** start of EXERCISE MATERIALS **

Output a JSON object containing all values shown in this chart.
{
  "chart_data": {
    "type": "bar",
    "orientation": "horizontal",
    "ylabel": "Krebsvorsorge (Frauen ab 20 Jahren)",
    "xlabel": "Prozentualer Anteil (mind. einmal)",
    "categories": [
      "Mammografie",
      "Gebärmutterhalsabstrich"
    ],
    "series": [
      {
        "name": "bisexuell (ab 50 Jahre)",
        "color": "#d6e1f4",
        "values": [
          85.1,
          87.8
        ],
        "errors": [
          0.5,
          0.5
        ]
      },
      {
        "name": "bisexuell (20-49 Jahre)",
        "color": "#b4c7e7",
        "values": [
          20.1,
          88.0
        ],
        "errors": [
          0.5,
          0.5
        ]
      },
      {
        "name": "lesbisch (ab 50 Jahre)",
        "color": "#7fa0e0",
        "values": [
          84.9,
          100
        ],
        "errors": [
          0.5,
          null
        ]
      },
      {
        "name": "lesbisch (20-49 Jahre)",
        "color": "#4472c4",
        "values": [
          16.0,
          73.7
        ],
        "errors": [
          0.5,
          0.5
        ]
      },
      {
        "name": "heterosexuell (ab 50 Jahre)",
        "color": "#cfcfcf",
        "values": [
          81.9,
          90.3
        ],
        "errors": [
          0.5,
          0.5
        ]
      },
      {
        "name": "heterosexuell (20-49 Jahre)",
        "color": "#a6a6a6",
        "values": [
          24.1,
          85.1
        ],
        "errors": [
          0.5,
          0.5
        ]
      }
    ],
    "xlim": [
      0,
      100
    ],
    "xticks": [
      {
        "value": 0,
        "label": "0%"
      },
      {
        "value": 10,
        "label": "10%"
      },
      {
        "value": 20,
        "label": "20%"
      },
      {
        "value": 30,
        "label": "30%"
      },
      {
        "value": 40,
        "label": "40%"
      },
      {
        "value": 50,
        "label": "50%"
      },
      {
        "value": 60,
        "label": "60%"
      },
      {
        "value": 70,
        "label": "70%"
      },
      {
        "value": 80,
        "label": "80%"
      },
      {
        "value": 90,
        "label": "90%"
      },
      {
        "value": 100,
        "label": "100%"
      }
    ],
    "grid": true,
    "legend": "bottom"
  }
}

** end of EXERCISE MATERIALS **

### WHAT IS REQUIRED
Set down the material above again, word for word.

### THE ANSWER
Output a JSON object containing all values shown in this chart.
{
  "chart_data": {
    "type": "bar",
    "orientation": "horizontal",
    "ylabel": "Krebsvorsorge (Frauen ab 20 Jahren)",
    "xlabel": "Prozentualer Anteil (mind. einmal)",
    "categories": [
      "Mammografie",
      "Gebärmutterhalsabstrich"
    ],
    "series": [
      {
        "name": "bisexuell (ab 50 Jahre)",
        "color": "#d6e1f4",
        "values": [
          85.1,
          87.8
        ],
        "errors": [
          0.5,
          0.5
        ]
      },
      {
        "name": "bisexuell (20-49 Jahre)",
        "color": "#b4c7e7",
        "values": [
          20.1,
          88.0
        ],
        "errors": [
          0.5,
          0.5
        ]
      },
      {
        "name": "lesbisch (ab 50 Jahre)",
        "color": "#7fa0e0",
        "values": [
          84.9,
          100
        ],
        "errors": [
          0.5,
          null
        ]
      },
      {
        "name": "lesbisch (20-49 Jahre)",
        "color": "#4472c4",
        "values": [
          16.0,
          73.7
        ],
        "errors": [
          0.5,
          0.5
        ]
      },
      {
        "name": "heterosexuell (ab 50 Jahre)",
        "color": "#cfcfcf",
        "values": [
          81.9,
          90.3
        ],
        "errors": [
          0.5,
          0.5
        ]
      },
      {
        "name": "heterosexuell (20-49 Jahre)",
        "color": "#a6a6a6",
        "values": [
          24.1,
          85.1
        ],
        "errors": [
          0.5,
          0.5
        ]
      }
    ],
    "xlim": [
      0,
      100
    ],
    "xticks": [
      {
        "value": 0,
        "label": "0%"
      },
      {
        "value": 10,
        "label": "10%"
      },
      {
        "value": 20,
        "label": "20%"
      },
      {
        "value": 30,
        "label": "30%"
      },
      {
        "value": 40,
        "label": "40%"
      },
      {
        "value": 50,
        "label": "50%"
      },
      {
        "value": 60,
        "label": "60%"
      },
      {
        "value": 70,
        "label": "70%"
      },
      {
        "value": 80,
        "label": "80%"
      },
      {
        "value": 90,
        "label": "90%"
      },
      {
        "value": 100,
        "label": "100%"
      }
    ],
    "grid": true,
    "legend": "bottom"
  }
}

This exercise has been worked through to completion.